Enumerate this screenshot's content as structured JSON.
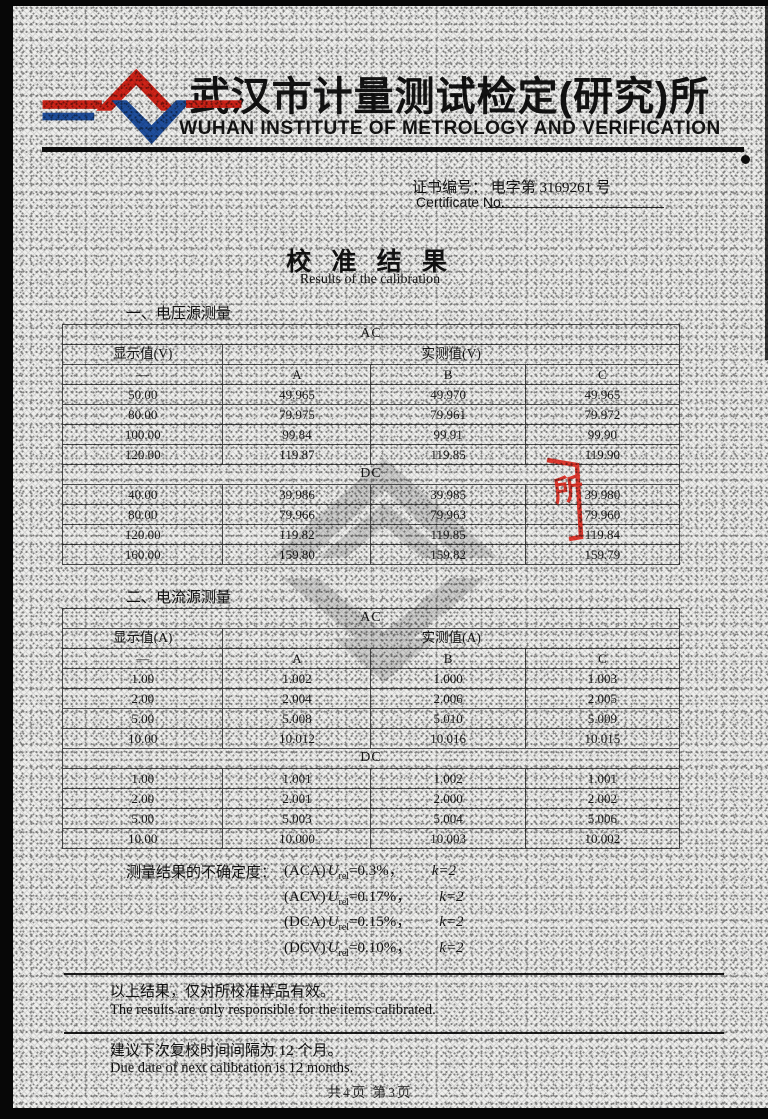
{
  "header": {
    "title_cn": "武汉市计量测试检定(研究)所",
    "title_en": "WUHAN INSTITUTE OF METROLOGY AND VERIFICATION"
  },
  "certificate": {
    "label_cn": "证书编号：",
    "number": "电字第 3169261 号",
    "label_en": "Certificate No."
  },
  "results_title": {
    "cn": "校 准 结 果",
    "en": "Results of the calibration"
  },
  "voltage_section": {
    "heading": "一、电压源测量",
    "table": {
      "rows": [
        {
          "type": "group",
          "label": "AC"
        },
        {
          "type": "units",
          "left": "显示值(V)",
          "right": "实测值(V)"
        },
        {
          "type": "sub",
          "cells": [
            "—",
            "A",
            "B",
            "C"
          ]
        },
        {
          "type": "data",
          "cells": [
            "50.00",
            "49.965",
            "49.970",
            "49.965"
          ]
        },
        {
          "type": "data",
          "cells": [
            "80.00",
            "79.975",
            "79.961",
            "79.972"
          ]
        },
        {
          "type": "data",
          "cells": [
            "100.00",
            "99.84",
            "99.91",
            "99.90"
          ]
        },
        {
          "type": "data",
          "cells": [
            "120.00",
            "119.87",
            "119.85",
            "119.90"
          ]
        },
        {
          "type": "group",
          "label": "DC"
        },
        {
          "type": "data",
          "cells": [
            "40.00",
            "39.986",
            "39.985",
            "39.980"
          ]
        },
        {
          "type": "data",
          "cells": [
            "80.00",
            "79.966",
            "79.963",
            "79.960"
          ]
        },
        {
          "type": "data",
          "cells": [
            "120.00",
            "119.82",
            "119.85",
            "119.84"
          ]
        },
        {
          "type": "data",
          "cells": [
            "160.00",
            "159.80",
            "159.82",
            "159.79"
          ]
        }
      ]
    }
  },
  "current_section": {
    "heading": "二、电流源测量",
    "table": {
      "rows": [
        {
          "type": "group",
          "label": "AC"
        },
        {
          "type": "units",
          "left": "显示值(A)",
          "right": "实测值(A)"
        },
        {
          "type": "sub",
          "cells": [
            "—",
            "A",
            "B",
            "C"
          ]
        },
        {
          "type": "data",
          "cells": [
            "1.00",
            "1.002",
            "1.000",
            "1.003"
          ]
        },
        {
          "type": "data",
          "cells": [
            "2.00",
            "2.004",
            "2.006",
            "2.005"
          ]
        },
        {
          "type": "data",
          "cells": [
            "5.00",
            "5.008",
            "5.010",
            "5.009"
          ]
        },
        {
          "type": "data",
          "cells": [
            "10.00",
            "10.012",
            "10.016",
            "10.015"
          ]
        },
        {
          "type": "group",
          "label": "DC"
        },
        {
          "type": "data",
          "cells": [
            "1.00",
            "1.001",
            "1.002",
            "1.001"
          ]
        },
        {
          "type": "data",
          "cells": [
            "2.00",
            "2.001",
            "2.000",
            "2.002"
          ]
        },
        {
          "type": "data",
          "cells": [
            "5.00",
            "5.003",
            "5.004",
            "5.006"
          ]
        },
        {
          "type": "data",
          "cells": [
            "10.00",
            "10.000",
            "10.003",
            "10.002"
          ]
        }
      ]
    }
  },
  "uncertainty": {
    "label": "测量结果的不确定度：",
    "lines": [
      {
        "cond": "(ACA)",
        "usym": "U",
        "usub": "rel",
        "eq": "=0.3%，",
        "k": "k=2"
      },
      {
        "cond": "(ACV)",
        "usym": "U",
        "usub": "rel",
        "eq": "=0.17%，",
        "k": "k=2"
      },
      {
        "cond": "(DCA)",
        "usym": "U",
        "usub": "rel",
        "eq": "=0.15%，",
        "k": "k=2"
      },
      {
        "cond": "(DCV)",
        "usym": "U",
        "usub": "rel",
        "eq": "=0.10%，",
        "k": "k=2"
      }
    ]
  },
  "notes": {
    "cn1": "以上结果，仅对所校准样品有效。",
    "en1": "The results are only responsible for the items calibrated.",
    "cn2": "建议下次复校时间间隔为 12 个月。",
    "en2": "Due date of next calibration is  12  months."
  },
  "footer": {
    "pagination": "共4页  第3页"
  },
  "stamp": {
    "char": "所"
  },
  "colors": {
    "logo_red": "#cf2318",
    "logo_blue": "#1f4e9c",
    "stamp_red": "#df271c"
  }
}
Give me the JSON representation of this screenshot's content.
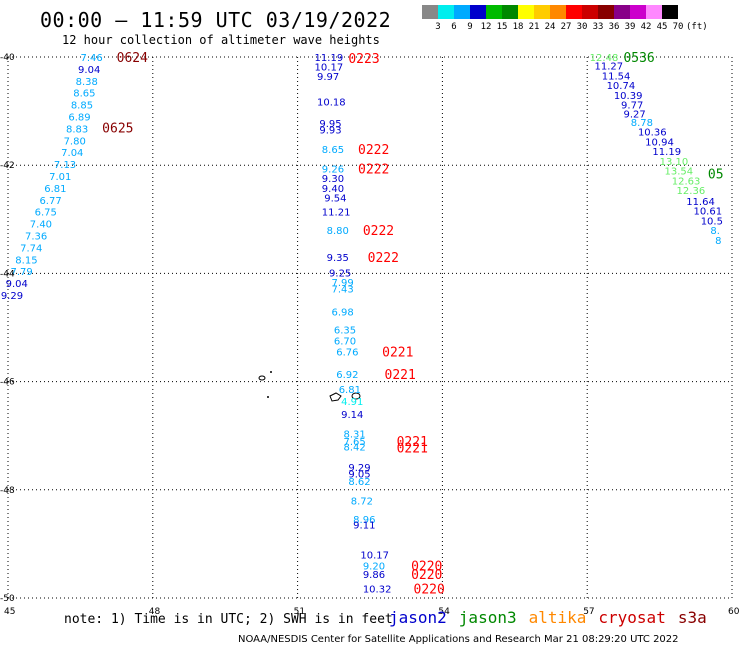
###
_Exercise description:_ Extract the text of all the records above verbatim, excluding pictures.

_Answer in full:_
Enumerate this screenshot's content as structured JSON.
{
  "header": {
    "title_cn": "武汉市计量测试检定(研究)所",
    "title_en": "WUHAN INSTITUTE OF METROLOGY AND VERIFICATION"
  },
  "certificate": {
    "label_cn": "证书编号：",
    "number": "电字第 3169261 号",
    "label_en": "Certificate No."
  },
  "results_title": {
    "cn": "校 准 结 果",
    "en": "Results of the calibration"
  },
  "voltage_section": {
    "heading": "一、电压源测量",
    "table": {
      "rows": [
        {
          "type": "group",
          "label": "AC"
        },
        {
          "type": "units",
          "left": "显示值(V)",
          "right": "实测值(V)"
        },
        {
          "type": "sub",
          "cells": [
            "—",
            "A",
            "B",
            "C"
          ]
        },
        {
          "type": "data",
          "cells": [
            "50.00",
            "49.965",
            "49.970",
            "49.965"
          ]
        },
        {
          "type": "data",
          "cells": [
            "80.00",
            "79.975",
            "79.961",
            "79.972"
          ]
        },
        {
          "type": "data",
          "cells": [
            "100.00",
            "99.84",
            "99.91",
            "99.90"
          ]
        },
        {
          "type": "data",
          "cells": [
            "120.00",
            "119.87",
            "119.85",
            "119.90"
          ]
        },
        {
          "type": "group",
          "label": "DC"
        },
        {
          "type": "data",
          "cells": [
            "40.00",
            "39.986",
            "39.985",
            "39.980"
          ]
        },
        {
          "type": "data",
          "cells": [
            "80.00",
            "79.966",
            "79.963",
            "79.960"
          ]
        },
        {
          "type": "data",
          "cells": [
            "120.00",
            "119.82",
            "119.85",
            "119.84"
          ]
        },
        {
          "type": "data",
          "cells": [
            "160.00",
            "159.80",
            "159.82",
            "159.79"
          ]
        }
      ]
    }
  },
  "current_section": {
    "heading": "二、电流源测量",
    "table": {
      "rows": [
        {
          "type": "group",
          "label": "AC"
        },
        {
          "type": "units",
          "left": "显示值(A)",
          "right": "实测值(A)"
        },
        {
          "type": "sub",
          "cells": [
            "—",
            "A",
            "B",
            "C"
          ]
        },
        {
          "type": "data",
          "cells": [
            "1.00",
            "1.002",
            "1.000",
            "1.003"
          ]
        },
        {
          "type": "data",
          "cells": [
            "2.00",
            "2.004",
            "2.006",
            "2.005"
          ]
        },
        {
          "type": "data",
          "cells": [
            "5.00",
            "5.008",
            "5.010",
            "5.009"
          ]
        },
        {
          "type": "data",
          "cells": [
            "10.00",
            "10.012",
            "10.016",
            "10.015"
          ]
        },
        {
          "type": "group",
          "label": "DC"
        },
        {
          "type": "data",
          "cells": [
            "1.00",
            "1.001",
            "1.002",
            "1.001"
          ]
        },
        {
          "type": "data",
          "cells": [
            "2.00",
            "2.001",
            "2.000",
            "2.002"
          ]
        },
        {
          "type": "data",
          "cells": [
            "5.00",
            "5.003",
            "5.004",
            "5.006"
          ]
        },
        {
          "type": "data",
          "cells": [
            "10.00",
            "10.000",
            "10.003",
            "10.002"
          ]
        }
      ]
    }
  },
  "uncertainty": {
    "label": "测量结果的不确定度：",
    "lines": [
      {
        "cond": "(ACA)",
        "usym": "U",
        "usub": "rel",
        "eq": "=0.3%，",
        "k": "k=2"
      },
      {
        "cond": "(ACV)",
        "usym": "U",
        "usub": "rel",
        "eq": "=0.17%，",
        "k": "k=2"
      },
      {
        "cond": "(DCA)",
        "usym": "U",
        "usub": "rel",
        "eq": "=0.15%，",
        "k": "k=2"
      },
      {
        "cond": "(DCV)",
        "usym": "U",
        "usub": "rel",
        "eq": "=0.10%，",
        "k": "k=2"
      }
    ]
  },
  "notes": {
    "cn1": "以上结果，仅对所校准样品有效。",
    "en1": "The results are only responsible for the items calibrated.",
    "cn2": "建议下次复校时间间隔为 12 个月。",
    "en2": "Due date of next calibration is  12  months."
  },
  "footer": {
    "pagination": "共4页  第3页"
  },
  "stamp": {
    "char": "所"
  },
  "colors": {
    "logo_red": "#cf2318",
    "logo_blue": "#1f4e9c",
    "stamp_red": "#df271c"
  }
}
Give me the JSON representation of this screenshot's content.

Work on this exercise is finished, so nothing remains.